======== Exercise data ========

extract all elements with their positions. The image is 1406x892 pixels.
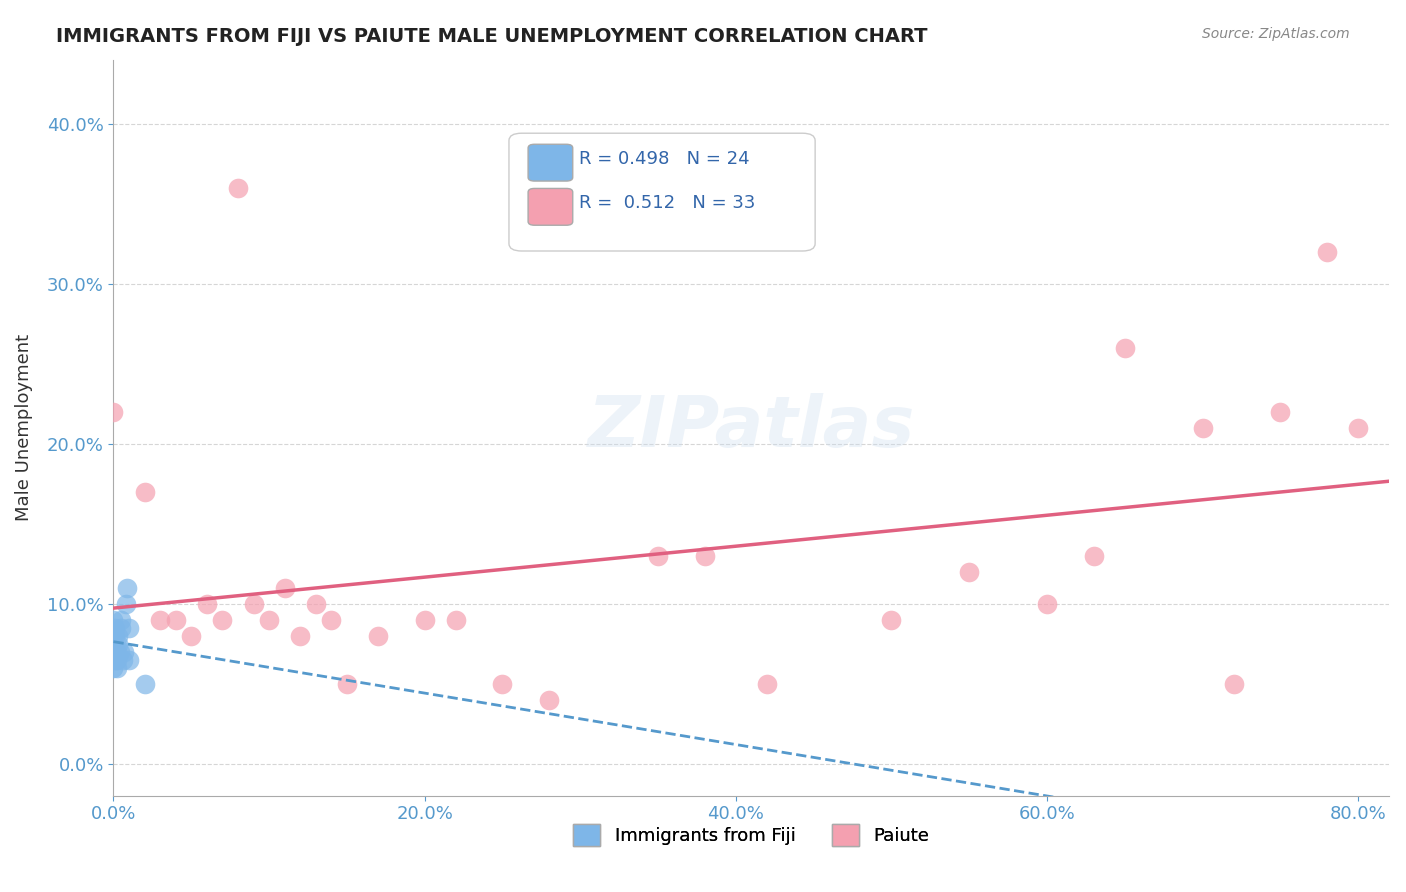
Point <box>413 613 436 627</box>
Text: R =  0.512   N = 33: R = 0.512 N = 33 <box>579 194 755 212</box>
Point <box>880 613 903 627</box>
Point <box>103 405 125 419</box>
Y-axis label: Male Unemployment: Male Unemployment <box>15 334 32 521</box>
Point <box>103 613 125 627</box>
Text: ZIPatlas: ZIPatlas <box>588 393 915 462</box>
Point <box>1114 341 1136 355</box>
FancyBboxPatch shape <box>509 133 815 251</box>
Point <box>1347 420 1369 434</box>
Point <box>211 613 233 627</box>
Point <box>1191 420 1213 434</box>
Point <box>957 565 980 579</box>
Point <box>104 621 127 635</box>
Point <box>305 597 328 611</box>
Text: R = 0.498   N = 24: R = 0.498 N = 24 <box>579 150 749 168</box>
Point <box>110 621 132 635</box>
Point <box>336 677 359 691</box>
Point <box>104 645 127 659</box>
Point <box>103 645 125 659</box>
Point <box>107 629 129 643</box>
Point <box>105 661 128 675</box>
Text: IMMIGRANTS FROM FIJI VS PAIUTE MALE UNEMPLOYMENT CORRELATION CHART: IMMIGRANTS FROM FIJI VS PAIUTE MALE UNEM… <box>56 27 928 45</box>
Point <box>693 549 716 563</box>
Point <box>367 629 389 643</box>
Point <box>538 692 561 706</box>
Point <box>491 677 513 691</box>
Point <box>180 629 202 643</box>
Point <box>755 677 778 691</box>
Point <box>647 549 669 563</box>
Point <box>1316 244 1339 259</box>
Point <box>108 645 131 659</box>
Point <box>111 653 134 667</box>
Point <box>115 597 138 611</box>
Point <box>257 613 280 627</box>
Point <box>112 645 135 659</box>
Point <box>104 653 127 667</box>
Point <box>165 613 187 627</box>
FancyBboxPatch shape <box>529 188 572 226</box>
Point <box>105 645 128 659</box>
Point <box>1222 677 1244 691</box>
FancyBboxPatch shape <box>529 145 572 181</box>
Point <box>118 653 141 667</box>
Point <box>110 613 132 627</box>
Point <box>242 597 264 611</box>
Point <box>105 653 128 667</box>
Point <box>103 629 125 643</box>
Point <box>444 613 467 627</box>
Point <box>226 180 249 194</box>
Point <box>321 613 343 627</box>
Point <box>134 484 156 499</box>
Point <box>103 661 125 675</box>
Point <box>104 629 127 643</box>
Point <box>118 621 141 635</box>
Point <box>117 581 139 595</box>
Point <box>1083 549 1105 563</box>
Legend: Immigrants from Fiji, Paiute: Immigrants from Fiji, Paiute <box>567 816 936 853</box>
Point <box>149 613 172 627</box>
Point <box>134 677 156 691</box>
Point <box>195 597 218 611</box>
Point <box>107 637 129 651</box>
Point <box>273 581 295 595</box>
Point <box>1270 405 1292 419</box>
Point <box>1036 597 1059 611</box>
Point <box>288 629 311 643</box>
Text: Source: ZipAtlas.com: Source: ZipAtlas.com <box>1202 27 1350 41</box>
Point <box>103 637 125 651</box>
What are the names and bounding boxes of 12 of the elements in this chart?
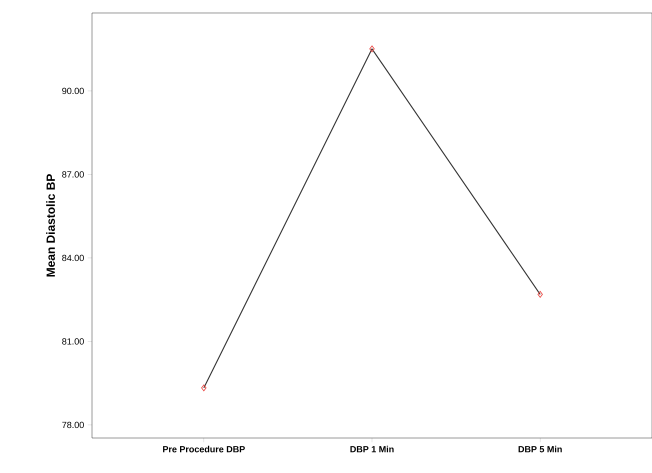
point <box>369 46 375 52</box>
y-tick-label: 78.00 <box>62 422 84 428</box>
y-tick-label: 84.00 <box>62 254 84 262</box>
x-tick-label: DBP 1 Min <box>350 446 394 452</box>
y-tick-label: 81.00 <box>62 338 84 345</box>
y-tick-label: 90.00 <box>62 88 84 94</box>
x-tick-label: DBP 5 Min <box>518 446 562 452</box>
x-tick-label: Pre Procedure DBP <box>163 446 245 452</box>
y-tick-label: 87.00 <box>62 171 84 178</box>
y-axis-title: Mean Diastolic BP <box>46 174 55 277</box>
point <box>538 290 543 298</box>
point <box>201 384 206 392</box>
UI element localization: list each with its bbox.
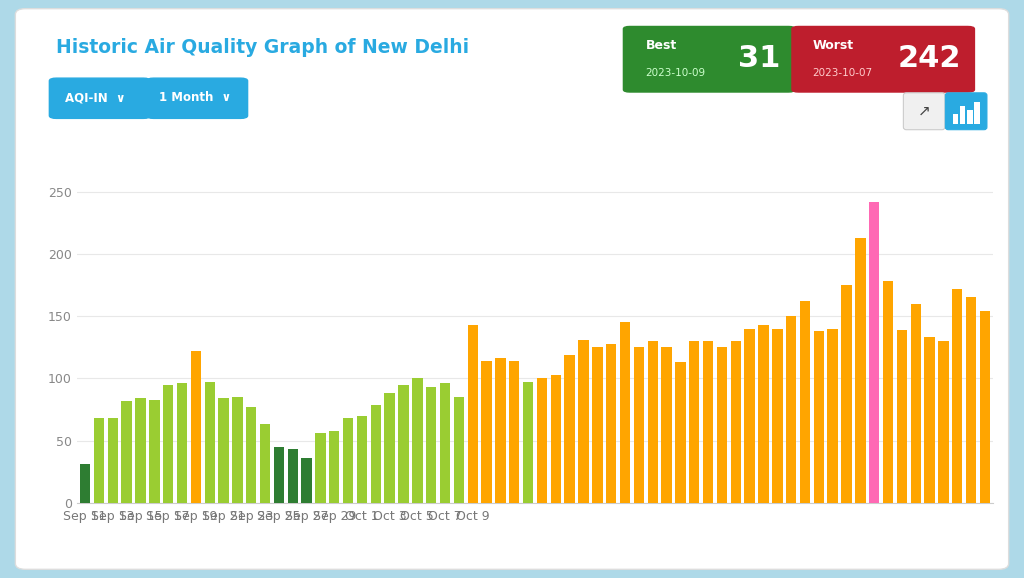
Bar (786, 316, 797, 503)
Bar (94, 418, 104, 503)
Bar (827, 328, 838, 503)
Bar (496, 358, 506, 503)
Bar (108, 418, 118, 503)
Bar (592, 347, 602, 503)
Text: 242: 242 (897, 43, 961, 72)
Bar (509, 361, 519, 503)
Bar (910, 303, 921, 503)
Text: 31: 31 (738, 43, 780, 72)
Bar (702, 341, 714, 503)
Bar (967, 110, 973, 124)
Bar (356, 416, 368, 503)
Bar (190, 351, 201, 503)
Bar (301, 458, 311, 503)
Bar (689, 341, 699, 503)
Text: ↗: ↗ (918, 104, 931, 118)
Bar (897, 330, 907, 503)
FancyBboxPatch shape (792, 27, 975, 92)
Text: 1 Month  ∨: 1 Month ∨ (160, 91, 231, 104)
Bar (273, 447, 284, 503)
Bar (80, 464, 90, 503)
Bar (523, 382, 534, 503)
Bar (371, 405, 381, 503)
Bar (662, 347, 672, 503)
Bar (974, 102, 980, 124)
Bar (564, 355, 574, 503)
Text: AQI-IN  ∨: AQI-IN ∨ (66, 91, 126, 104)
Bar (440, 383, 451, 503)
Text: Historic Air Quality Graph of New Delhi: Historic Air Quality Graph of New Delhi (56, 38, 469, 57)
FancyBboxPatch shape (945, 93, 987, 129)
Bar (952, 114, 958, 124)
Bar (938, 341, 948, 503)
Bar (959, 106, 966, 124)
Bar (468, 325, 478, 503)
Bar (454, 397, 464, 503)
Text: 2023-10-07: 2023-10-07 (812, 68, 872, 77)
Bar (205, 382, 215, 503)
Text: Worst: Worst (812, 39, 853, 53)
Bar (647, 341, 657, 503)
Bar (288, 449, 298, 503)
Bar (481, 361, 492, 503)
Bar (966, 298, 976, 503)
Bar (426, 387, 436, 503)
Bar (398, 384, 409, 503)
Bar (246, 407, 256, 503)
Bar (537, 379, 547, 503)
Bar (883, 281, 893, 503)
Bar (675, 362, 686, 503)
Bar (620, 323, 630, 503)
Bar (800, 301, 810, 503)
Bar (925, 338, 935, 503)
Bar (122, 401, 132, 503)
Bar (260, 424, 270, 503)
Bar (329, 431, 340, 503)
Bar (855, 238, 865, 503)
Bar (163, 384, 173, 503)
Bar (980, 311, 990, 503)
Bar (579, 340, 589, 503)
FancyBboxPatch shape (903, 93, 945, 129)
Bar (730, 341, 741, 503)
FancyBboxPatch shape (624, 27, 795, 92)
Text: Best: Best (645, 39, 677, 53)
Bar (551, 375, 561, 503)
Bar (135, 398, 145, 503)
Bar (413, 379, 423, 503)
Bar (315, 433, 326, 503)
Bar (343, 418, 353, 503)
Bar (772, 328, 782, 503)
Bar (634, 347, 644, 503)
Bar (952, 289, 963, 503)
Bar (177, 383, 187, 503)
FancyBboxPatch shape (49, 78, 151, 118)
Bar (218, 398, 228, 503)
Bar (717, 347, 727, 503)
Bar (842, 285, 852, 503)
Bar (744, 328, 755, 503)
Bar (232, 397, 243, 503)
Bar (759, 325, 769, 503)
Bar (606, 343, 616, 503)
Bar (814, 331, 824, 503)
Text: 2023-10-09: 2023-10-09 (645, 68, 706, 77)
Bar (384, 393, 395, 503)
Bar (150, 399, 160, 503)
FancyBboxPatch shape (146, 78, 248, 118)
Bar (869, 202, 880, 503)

========

#### What you are asked to do
List each line from the entries above that contains the word "shape".

#### Reply
FancyBboxPatch shape <box>509 133 815 251</box>
FancyBboxPatch shape <box>529 188 572 226</box>
FancyBboxPatch shape <box>529 145 572 181</box>
FancyBboxPatch shape (792, 27, 975, 92)
FancyBboxPatch shape (945, 93, 987, 129)
FancyBboxPatch shape (903, 93, 945, 129)
FancyBboxPatch shape (624, 27, 795, 92)
FancyBboxPatch shape (49, 78, 151, 118)
FancyBboxPatch shape (146, 78, 248, 118)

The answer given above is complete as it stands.